### What you will do
Copy out the listing lines exactly, beginning with the line that contains "List all visible" and continuing through the line that contains "gauge-scale-label: $16,253: [998, 499, 1070, 522]", both included. Leave the picture out of your copy.

### Given data

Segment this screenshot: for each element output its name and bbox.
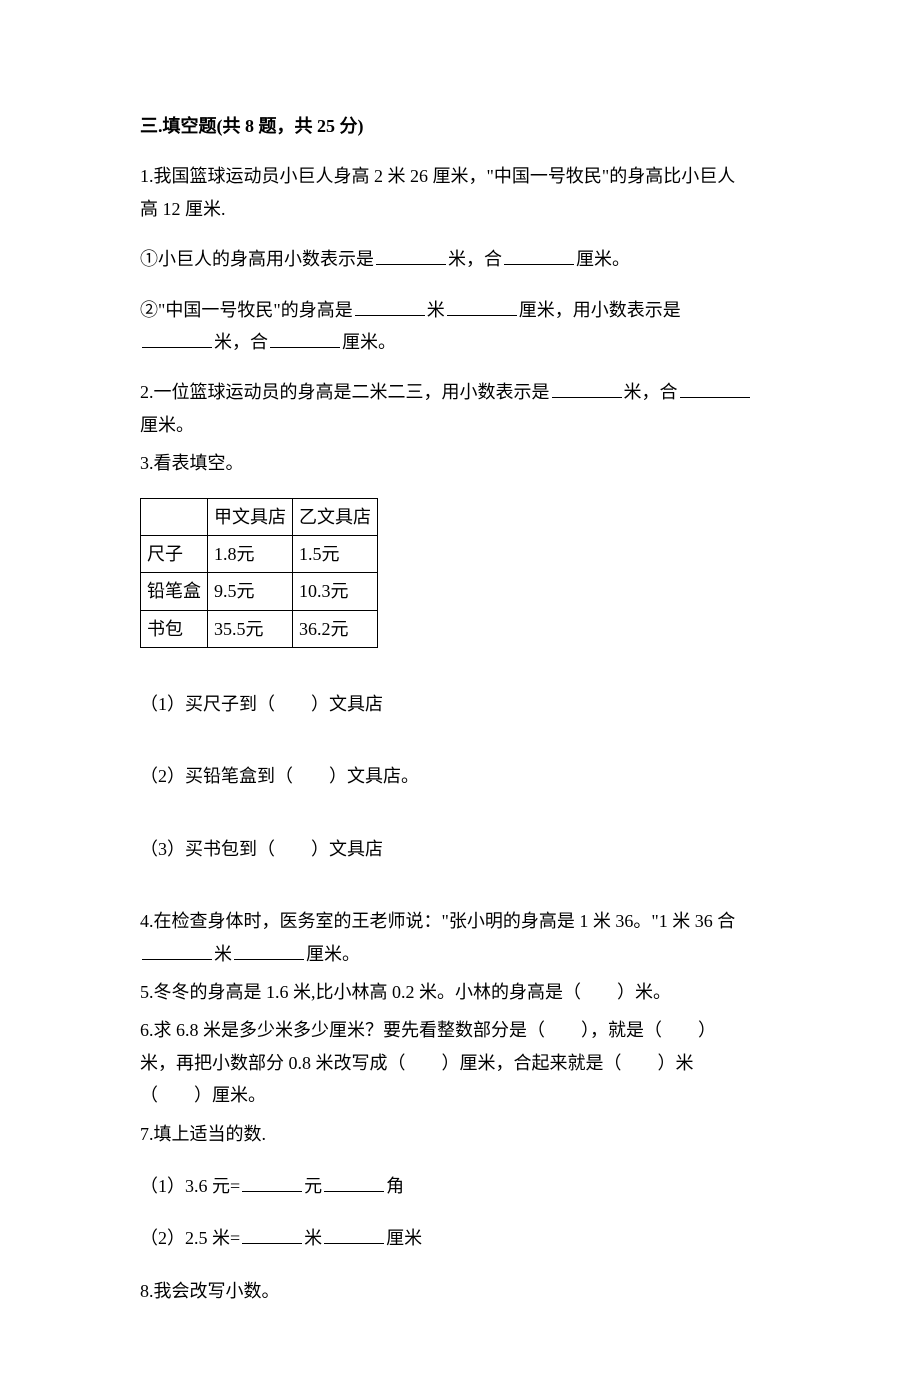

==

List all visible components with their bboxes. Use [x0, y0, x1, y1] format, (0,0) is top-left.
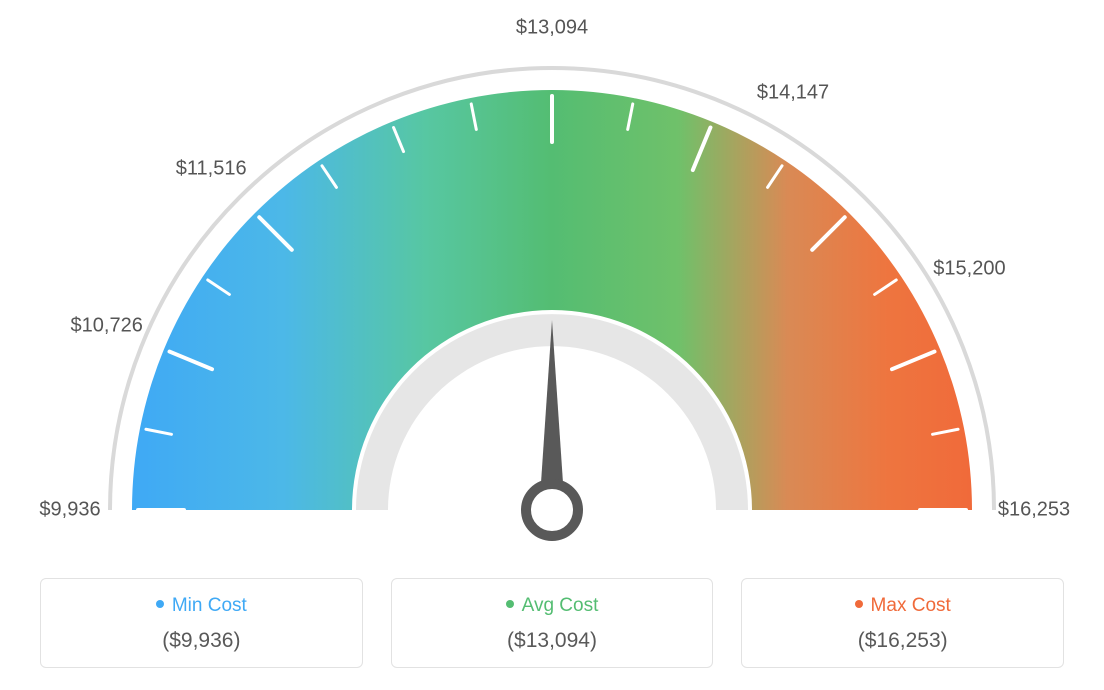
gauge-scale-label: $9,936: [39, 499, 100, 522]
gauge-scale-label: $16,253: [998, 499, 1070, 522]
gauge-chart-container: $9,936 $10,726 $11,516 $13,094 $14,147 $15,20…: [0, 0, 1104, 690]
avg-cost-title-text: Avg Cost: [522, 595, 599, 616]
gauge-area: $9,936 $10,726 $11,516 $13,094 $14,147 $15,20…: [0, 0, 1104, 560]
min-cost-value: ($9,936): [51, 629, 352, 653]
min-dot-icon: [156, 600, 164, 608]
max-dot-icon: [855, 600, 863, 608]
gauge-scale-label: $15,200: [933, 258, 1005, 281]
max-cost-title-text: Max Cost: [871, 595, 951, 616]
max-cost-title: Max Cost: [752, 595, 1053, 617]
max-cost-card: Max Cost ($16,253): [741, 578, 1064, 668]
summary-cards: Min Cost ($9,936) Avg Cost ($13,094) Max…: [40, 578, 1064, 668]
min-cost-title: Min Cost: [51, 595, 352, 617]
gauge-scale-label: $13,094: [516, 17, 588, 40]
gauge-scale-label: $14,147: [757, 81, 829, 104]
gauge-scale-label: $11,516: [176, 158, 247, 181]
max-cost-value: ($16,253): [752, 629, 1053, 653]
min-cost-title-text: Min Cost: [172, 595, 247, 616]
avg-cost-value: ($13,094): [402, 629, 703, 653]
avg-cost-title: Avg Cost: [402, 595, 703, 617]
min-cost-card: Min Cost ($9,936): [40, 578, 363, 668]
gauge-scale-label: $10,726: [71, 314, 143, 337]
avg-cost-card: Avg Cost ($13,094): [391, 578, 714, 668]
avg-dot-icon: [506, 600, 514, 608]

### Expected answer
List all visible components with their bboxes. Use [x0, y0, x1, y1] format, (0,0) is top-left.
gauge-scale-label: $9,936: [39, 499, 100, 522]
gauge-scale-label: $16,253: [998, 499, 1070, 522]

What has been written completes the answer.